> [Questions à traiter]:
A - Recopiez le texte sur la pollinisation du colza semence de « Par le biais » à « a été faite. », en remplaçant « enquêtées » par « interrogées ».
B - D'après le texte sur la pollinisation du colza semence, combien d'exploitations ont été enquêtées en Midi-Pyrénées ?

> [Texte cité]:
━━━━━━━━━━
Etude de la pollinisation sur colza semence



Pourquoi ?


Le projet POLAPIS « Optimisation de la pollinisation d’une culture par les abeilles domestiques et sauvages : approche intégrée de la gestion du cheptel et de la conduite des colonies » a pour objectif d’optimiser la pollinisation sur colza d’hiver porte-graine en production de semences hybrides et de mieux connaitre les caractéristiques techniques et économiques des exploitations pratiquant des prestations de service de pollinisation.

 

Comment ?


Dans le cadre de ce projet de recherche, un suivi thématique des exploitations réalisant des prestations de service en pollinisation est prévu pour établir une typologie technique et économique des pratiques de conduite des colonies en pollinisation. Aussi, l’objectif de ce projet est l’acquisition de références technico-économiques (stratégies des apiculteurs, pratiques apicoles, tarifs pratiqués et construction des prix) à l’échelle de l’exploitation sur la conduite de la prestation de service de pollinisation.

Par le biais d’un guide d’entretien, 26 exploitations professionnelles (de plus de 150 ruches) réalisant des prestations de service de pollinisation ont été enquêtées sur leurs données techniques et économiques 2012 et 2013 dans trois régions : Rhône-Alpes (10 enquêtes), Aquitaine (10 enquêtes) et Midi-Pyrénées (6 enquêtes).

 

Et alors ?


Une analyse préliminaire des données de cette première année d’étude (qui durera 3 ans au total) a été faite.

Dans la majorité des cas, l’activité de production de miel reste prioritaire par rapport à la prestation de pollinisation.

En Rhône-Alpes, plus de 2/3 des prestations de pollinisation réalisées par les apiculteurs enquêtés sont faites en arboriculture. À l’inverse, en Midi-Pyrénées, les prestations réalisées par les apiculteurs enquêtés concernent principalement le colza et le tournesol semence à plus de 80%. En Aquitaine, les types de prestations sont réalisés sur des cultures diversifiées avec une répartition plus équilibrée. De manière générale, l’offre des apiculteurs proposant des activités de prestation de pollinisation reste stable d’une année à l’autre.
━━━━━━━━━━
> [Données fournies]:
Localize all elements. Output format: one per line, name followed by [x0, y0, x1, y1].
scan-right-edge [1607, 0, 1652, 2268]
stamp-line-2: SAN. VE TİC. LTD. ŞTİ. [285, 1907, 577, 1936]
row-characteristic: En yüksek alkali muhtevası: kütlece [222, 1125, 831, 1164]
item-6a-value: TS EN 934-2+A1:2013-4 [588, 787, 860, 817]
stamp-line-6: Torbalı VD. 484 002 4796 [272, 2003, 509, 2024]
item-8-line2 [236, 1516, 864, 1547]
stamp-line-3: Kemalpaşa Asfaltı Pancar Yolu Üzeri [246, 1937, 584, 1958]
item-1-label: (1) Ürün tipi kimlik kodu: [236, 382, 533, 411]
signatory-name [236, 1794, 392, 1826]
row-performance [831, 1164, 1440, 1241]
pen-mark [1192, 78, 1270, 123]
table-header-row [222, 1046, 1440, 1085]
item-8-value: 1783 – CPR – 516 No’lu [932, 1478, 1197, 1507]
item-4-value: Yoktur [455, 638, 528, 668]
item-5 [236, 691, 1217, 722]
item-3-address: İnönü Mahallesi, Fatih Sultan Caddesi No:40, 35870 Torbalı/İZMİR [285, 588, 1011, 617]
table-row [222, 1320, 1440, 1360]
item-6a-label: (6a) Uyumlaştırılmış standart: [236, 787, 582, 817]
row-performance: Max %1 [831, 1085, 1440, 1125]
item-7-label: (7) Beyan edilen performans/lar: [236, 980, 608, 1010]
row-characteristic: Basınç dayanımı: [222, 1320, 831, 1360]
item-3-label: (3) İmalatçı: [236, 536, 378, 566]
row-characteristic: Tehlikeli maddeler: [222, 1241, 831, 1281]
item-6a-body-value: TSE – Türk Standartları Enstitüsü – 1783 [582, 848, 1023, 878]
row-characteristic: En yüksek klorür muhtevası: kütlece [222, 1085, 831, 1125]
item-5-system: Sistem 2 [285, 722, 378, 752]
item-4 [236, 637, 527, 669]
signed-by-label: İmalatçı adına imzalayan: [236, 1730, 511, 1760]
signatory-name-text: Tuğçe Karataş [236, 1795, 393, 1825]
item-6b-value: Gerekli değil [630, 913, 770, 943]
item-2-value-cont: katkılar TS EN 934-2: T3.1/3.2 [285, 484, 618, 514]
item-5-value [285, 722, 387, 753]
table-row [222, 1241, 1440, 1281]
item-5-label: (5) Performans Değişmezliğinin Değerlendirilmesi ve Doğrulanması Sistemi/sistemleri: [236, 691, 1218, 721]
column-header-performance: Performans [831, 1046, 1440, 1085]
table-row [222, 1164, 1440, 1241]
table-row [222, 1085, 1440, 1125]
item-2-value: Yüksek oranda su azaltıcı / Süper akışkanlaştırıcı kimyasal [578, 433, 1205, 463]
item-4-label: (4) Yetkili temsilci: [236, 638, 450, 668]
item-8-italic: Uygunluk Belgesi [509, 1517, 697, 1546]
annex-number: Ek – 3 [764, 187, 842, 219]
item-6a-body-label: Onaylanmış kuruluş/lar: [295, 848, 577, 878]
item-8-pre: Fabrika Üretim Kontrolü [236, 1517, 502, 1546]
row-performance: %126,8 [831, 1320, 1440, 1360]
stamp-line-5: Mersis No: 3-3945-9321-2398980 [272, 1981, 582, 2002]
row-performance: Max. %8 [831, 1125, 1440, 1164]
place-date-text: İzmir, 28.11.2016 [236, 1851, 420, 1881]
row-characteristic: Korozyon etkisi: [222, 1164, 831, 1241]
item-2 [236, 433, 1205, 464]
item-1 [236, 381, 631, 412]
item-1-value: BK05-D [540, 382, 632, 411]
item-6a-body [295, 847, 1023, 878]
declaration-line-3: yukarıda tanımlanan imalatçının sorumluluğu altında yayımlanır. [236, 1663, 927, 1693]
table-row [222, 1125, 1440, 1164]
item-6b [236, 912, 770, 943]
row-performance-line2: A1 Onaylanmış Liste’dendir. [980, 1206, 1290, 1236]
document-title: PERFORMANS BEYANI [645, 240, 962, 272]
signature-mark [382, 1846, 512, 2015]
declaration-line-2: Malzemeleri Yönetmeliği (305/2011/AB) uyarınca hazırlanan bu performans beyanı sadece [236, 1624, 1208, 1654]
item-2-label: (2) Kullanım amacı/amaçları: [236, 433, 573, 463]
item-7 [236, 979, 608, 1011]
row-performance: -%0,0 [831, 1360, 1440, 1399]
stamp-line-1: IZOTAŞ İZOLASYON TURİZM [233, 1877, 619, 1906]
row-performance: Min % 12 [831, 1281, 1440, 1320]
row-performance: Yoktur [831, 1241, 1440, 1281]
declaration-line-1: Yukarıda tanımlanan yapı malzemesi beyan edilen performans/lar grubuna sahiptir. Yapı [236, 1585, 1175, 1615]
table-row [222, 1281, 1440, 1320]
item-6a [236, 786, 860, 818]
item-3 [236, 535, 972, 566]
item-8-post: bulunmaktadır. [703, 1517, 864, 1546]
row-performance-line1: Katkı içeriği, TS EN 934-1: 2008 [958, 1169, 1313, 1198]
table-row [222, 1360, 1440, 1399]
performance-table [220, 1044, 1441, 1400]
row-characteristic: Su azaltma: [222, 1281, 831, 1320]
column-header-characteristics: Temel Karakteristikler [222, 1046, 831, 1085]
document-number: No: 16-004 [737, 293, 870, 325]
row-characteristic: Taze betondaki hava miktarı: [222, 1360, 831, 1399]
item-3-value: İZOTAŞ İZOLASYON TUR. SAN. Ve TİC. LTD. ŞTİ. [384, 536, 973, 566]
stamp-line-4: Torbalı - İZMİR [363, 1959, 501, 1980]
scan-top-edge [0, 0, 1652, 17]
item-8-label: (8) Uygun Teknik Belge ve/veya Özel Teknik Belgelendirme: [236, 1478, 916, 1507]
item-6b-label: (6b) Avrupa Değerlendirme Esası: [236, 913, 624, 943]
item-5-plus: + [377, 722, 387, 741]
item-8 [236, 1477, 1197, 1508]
━━━━━━━━━━
> [Réponses aux questions]:
A -
Par le biais d’un guide d’entretien, 26 exploitations professionnelles (de plus de 150 ruches) réalisant des prestations de service de pollinisation ont été interrogées sur leurs données techniques et économiques 2012 et 2013 dans trois régions : Rhône-Alpes (10 enquêtes), Aquitaine (10 enquêtes) et Midi-Pyrénées (6 enquêtes).

 

Et alors ?


Une analyse préliminaire des données de cette première année d’étude (qui durera 3 ans au total) a été faite.

B - Six exploitations.